■ WHAT THE TASK REQUIRES
All of the records listed below should be retyped exactly.

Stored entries
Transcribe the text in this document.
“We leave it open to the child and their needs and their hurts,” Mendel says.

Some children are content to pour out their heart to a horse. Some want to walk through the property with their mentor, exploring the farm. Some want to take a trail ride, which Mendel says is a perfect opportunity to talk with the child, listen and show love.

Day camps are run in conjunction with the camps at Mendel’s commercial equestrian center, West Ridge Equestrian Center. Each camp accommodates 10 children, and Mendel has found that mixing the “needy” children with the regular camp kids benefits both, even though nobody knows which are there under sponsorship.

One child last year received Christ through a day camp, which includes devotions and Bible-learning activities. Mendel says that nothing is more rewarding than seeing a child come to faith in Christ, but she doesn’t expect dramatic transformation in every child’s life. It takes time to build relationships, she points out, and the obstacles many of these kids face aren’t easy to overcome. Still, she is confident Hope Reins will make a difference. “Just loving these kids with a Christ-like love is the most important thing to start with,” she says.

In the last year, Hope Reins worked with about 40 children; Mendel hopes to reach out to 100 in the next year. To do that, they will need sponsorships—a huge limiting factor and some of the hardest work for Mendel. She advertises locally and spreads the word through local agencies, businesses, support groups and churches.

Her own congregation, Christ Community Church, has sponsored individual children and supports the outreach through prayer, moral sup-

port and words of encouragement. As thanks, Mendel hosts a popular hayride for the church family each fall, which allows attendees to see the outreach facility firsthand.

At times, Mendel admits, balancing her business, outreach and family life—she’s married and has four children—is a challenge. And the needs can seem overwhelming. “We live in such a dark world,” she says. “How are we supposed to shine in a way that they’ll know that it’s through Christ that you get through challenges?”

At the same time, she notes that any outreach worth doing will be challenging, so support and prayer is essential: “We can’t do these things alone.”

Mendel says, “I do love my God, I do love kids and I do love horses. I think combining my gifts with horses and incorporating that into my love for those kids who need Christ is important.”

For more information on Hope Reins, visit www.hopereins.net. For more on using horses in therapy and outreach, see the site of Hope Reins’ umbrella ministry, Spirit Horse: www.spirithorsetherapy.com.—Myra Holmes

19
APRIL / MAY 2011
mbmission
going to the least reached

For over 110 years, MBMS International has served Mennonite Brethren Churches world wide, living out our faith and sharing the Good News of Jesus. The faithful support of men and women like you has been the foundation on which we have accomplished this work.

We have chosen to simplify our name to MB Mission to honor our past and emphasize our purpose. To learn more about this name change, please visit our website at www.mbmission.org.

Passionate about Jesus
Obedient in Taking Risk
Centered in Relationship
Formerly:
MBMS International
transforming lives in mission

■ SOLUTION TO THE PROBLEM
Transcribe the text in this document.
“We leave it open to the child and their needs and their hurts,” Mendel says.

Some children are content to pour out their heart to a horse. Some want to walk through the property with their mentor, exploring the farm. Some want to take a trail ride, which Mendel says is a perfect opportunity to talk with the child, listen and show love.

Day camps are run in conjunction with the camps at Mendel’s commercial equestrian center, West Ridge Equestrian Center. Each camp accommodates 10 children, and Mendel has found that mixing the “needy” children with the regular camp kids benefits both, even though nobody knows which are there under sponsorship.

One child last year received Christ through a day camp, which includes devotions and Bible-learning activities. Mendel says that nothing is more rewarding than seeing a child come to faith in Christ, but she doesn’t expect dramatic transformation in every child’s life. It takes time to build relationships, she points out, and the obstacles many of these kids face aren’t easy to overcome. Still, she is confident Hope Reins will make a difference. “Just loving these kids with a Christ-like love is the most important thing to start with,” she says.

In the last year, Hope Reins worked with about 40 children; Mendel hopes to reach out to 100 in the next year. To do that, they will need sponsorships—a huge limiting factor and some of the hardest work for Mendel. She advertises locally and spreads the word through local agencies, businesses, support groups and churches.

Her own congregation, Christ Community Church, has sponsored individual children and supports the outreach through prayer, moral sup-

port and words of encouragement. As thanks, Mendel hosts a popular hayride for the church family each fall, which allows attendees to see the outreach facility firsthand.

At times, Mendel admits, balancing her business, outreach and family life—she’s married and has four children—is a challenge. And the needs can seem overwhelming. “We live in such a dark world,” she says. “How are we supposed to shine in a way that they’ll know that it’s through Christ that you get through challenges?”

At the same time, she notes that any outreach worth doing will be challenging, so support and prayer is essential: “We can’t do these things alone.”

Mendel says, “I do love my God, I do love kids and I do love horses. I think combining my gifts with horses and incorporating that into my love for those kids who need Christ is important.”

For more information on Hope Reins, visit www.hopereins.net. For more on using horses in therapy and outreach, see the site of Hope Reins’ umbrella ministry, Spirit Horse: www.spirithorsetherapy.com.—Myra Holmes

19
APRIL / MAY 2011
mbmission
going to the least reached

For over 110 years, MBMS International has served Mennonite Brethren Churches world wide, living out our faith and sharing the Good News of Jesus. The faithful support of men and women like you has been the foundation on which we have accomplished this work.

We have chosen to simplify our name to MB Mission to honor our past and emphasize our purpose. To learn more about this name change, please visit our website at www.mbmission.org.

Passionate about Jesus
Obedient in Taking Risk
Centered in Relationship
Formerly:
MBMS International
transforming lives in mission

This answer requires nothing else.